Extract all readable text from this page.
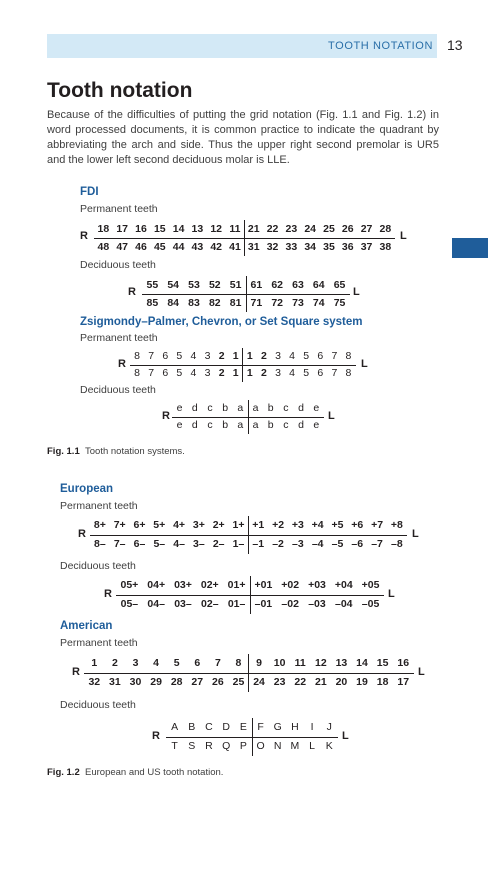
TOOTH NOTATION 13
Tooth notation

Because of the difficulties of putting the grid notation (Fig. 1.1 and Fig. 1.2) in word processed documents, it is common practice to indicate the quadrant by abbreviating the arch and side. Thus the upper right second premolar is UR5 and the lower left second deciduous molar is LLE.

FDI
Permanent teeth
R
18 17 16 15 14 13 12 11 21 22 23 24 25 26 27 28
48 47 46 45 44 43 42 41 31 32 33 34 35 36 37 38
L
Deciduous teeth
R
55 54 53 52 51 61 62 63 64 65
85 84 83 82 81 71 72 73 74 75
L
Zsigmondy–Palmer, Chevron, or Set Square system
Permanent teeth
R
8 7 6 5 4 3 2 1 1 2 3 4 5 6 7 8
8 7 6 5 4 3 2 1 1 2 3 4 5 6 7 8
L
Deciduous teeth
R
e d c b a a b c d e
e d c b a a b c d e
L
Fig. 1.1 Tooth notation systems.
European
Permanent teeth
R
8+ 7+ 6+ 5+ 4+ 3+ 2+ 1+ +1 +2 +3 +4 +5 +6 +7 +8
8– 7– 6– 5– 4– 3– 2– 1– –1 –2 –3 –4 –5 –6 –7 –8
L
Deciduous teeth
R
05+ 04+ 03+ 02+ 01+ +01 +02 +03 +04 +05
05– 04– 03– 02– 01– –01 –02 –03 –04 –05
L
American
Permanent teeth
R
1	2	3	4	5	6	7	8	9	10 11 12 13 14 15 16
32 31 30 29 28 27 26 25 24 23 22 21 20 19 18 17
L
Deciduous teeth
R
A B C D E F G H	I	J
T S R Q P O N M L	K
L
Fig. 1.2 European and US tooth notation.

* **WHAT IS NEEDED**: Apart from the pictures, the entries above are to be repeated in full and exactly.

* **WRITTEN SOLUTION**:
Extract all readable text from this page.
TOOTH NOTATION 13
Tooth notation

Because of the difficulties of putting the grid notation (Fig. 1.1 and Fig. 1.2) in word processed documents, it is common practice to indicate the quadrant by abbreviating the arch and side. Thus the upper right second premolar is UR5 and the lower left second deciduous molar is LLE.

FDI
Permanent teeth
R
18 17 16 15 14 13 12 11 21 22 23 24 25 26 27 28
48 47 46 45 44 43 42 41 31 32 33 34 35 36 37 38
L
Deciduous teeth
R
55 54 53 52 51 61 62 63 64 65
85 84 83 82 81 71 72 73 74 75
L
Zsigmondy–Palmer, Chevron, or Set Square system
Permanent teeth
R
8 7 6 5 4 3 2 1 1 2 3 4 5 6 7 8
8 7 6 5 4 3 2 1 1 2 3 4 5 6 7 8
L
Deciduous teeth
R
e d c b a a b c d e
e d c b a a b c d e
L
Fig. 1.1 Tooth notation systems.
European
Permanent teeth
R
8+ 7+ 6+ 5+ 4+ 3+ 2+ 1+ +1 +2 +3 +4 +5 +6 +7 +8
8– 7– 6– 5– 4– 3– 2– 1– –1 –2 –3 –4 –5 –6 –7 –8
L
Deciduous teeth
R
05+ 04+ 03+ 02+ 01+ +01 +02 +03 +04 +05
05– 04– 03– 02– 01– –01 –02 –03 –04 –05
L
American
Permanent teeth
R
1	2	3	4	5	6	7	8	9	10 11 12 13 14 15 16
32 31 30 29 28 27 26 25 24 23 22 21 20 19 18 17
L
Deciduous teeth
R
A B C D E F G H	I	J
T S R Q P O N M L	K
L
Fig. 1.2 European and US tooth notation.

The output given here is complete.